= Instructions for the task =
Write out the material below word for word, starting at its first line and continuing through the line that contains "data-point: [428, 850, 452, 874]", with both of those lines included.

= Given records =
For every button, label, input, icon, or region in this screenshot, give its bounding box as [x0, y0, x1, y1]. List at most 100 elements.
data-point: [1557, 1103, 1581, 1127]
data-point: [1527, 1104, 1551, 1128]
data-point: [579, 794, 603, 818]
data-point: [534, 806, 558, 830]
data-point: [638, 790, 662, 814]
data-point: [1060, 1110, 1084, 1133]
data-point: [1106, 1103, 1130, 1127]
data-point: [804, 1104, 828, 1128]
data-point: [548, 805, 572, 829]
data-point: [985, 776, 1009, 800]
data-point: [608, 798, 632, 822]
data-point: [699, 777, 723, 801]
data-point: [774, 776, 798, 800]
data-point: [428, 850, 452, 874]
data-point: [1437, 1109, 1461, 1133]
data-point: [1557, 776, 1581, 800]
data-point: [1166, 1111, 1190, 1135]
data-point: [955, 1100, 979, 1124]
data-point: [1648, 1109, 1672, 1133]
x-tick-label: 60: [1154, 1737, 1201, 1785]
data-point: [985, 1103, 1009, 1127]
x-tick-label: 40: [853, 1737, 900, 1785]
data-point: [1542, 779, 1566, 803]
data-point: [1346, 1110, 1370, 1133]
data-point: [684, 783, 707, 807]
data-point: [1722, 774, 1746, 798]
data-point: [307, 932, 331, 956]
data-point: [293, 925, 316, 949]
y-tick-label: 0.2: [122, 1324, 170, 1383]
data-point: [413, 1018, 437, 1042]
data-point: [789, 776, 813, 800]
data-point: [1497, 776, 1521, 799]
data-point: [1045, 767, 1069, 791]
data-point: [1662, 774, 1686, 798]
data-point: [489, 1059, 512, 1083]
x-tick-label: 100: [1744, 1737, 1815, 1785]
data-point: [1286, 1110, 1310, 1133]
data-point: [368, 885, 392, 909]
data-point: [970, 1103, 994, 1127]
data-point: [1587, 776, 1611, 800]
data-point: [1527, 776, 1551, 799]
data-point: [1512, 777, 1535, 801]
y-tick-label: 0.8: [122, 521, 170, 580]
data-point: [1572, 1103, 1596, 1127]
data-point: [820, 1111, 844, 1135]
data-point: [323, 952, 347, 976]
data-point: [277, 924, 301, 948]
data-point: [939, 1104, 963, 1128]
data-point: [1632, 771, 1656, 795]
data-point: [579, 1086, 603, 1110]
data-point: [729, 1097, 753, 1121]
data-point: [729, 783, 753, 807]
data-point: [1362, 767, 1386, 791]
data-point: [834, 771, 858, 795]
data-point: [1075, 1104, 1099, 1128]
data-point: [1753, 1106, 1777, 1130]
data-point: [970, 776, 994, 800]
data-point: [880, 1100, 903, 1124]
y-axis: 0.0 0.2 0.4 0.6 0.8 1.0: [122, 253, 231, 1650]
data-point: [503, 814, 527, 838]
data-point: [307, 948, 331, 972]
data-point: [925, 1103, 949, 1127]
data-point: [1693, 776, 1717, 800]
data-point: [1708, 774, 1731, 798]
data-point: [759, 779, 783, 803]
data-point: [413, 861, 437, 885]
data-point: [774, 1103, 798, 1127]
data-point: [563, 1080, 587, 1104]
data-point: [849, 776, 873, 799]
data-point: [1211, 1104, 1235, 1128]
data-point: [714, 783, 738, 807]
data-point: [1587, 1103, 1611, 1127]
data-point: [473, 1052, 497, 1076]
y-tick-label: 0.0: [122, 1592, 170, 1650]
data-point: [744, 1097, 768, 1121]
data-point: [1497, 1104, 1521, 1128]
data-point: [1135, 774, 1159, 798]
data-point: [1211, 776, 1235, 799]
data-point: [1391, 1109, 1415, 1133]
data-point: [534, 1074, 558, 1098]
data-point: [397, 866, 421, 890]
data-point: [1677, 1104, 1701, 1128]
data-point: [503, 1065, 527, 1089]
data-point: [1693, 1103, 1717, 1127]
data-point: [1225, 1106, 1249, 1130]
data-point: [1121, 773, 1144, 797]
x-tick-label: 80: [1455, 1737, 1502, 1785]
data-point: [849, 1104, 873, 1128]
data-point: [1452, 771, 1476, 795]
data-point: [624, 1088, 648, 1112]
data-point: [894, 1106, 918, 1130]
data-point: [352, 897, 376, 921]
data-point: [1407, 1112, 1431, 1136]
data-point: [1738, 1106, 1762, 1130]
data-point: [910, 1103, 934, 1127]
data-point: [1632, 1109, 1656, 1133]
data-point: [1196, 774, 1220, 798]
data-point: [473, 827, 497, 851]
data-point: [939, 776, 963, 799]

= Response to this exercise =
For every button, label, input, icon, or region in this screenshot, give its bounding box as [x0, y0, x1, y1]. List at most 100 elements.
data-point: [1557, 1103, 1581, 1127]
data-point: [1527, 1104, 1551, 1128]
data-point: [579, 794, 603, 818]
data-point: [534, 806, 558, 830]
data-point: [638, 790, 662, 814]
data-point: [1060, 1110, 1084, 1133]
data-point: [1106, 1103, 1130, 1127]
data-point: [804, 1104, 828, 1128]
data-point: [548, 805, 572, 829]
data-point: [985, 776, 1009, 800]
data-point: [608, 798, 632, 822]
data-point: [699, 777, 723, 801]
data-point: [774, 776, 798, 800]
data-point: [428, 850, 452, 874]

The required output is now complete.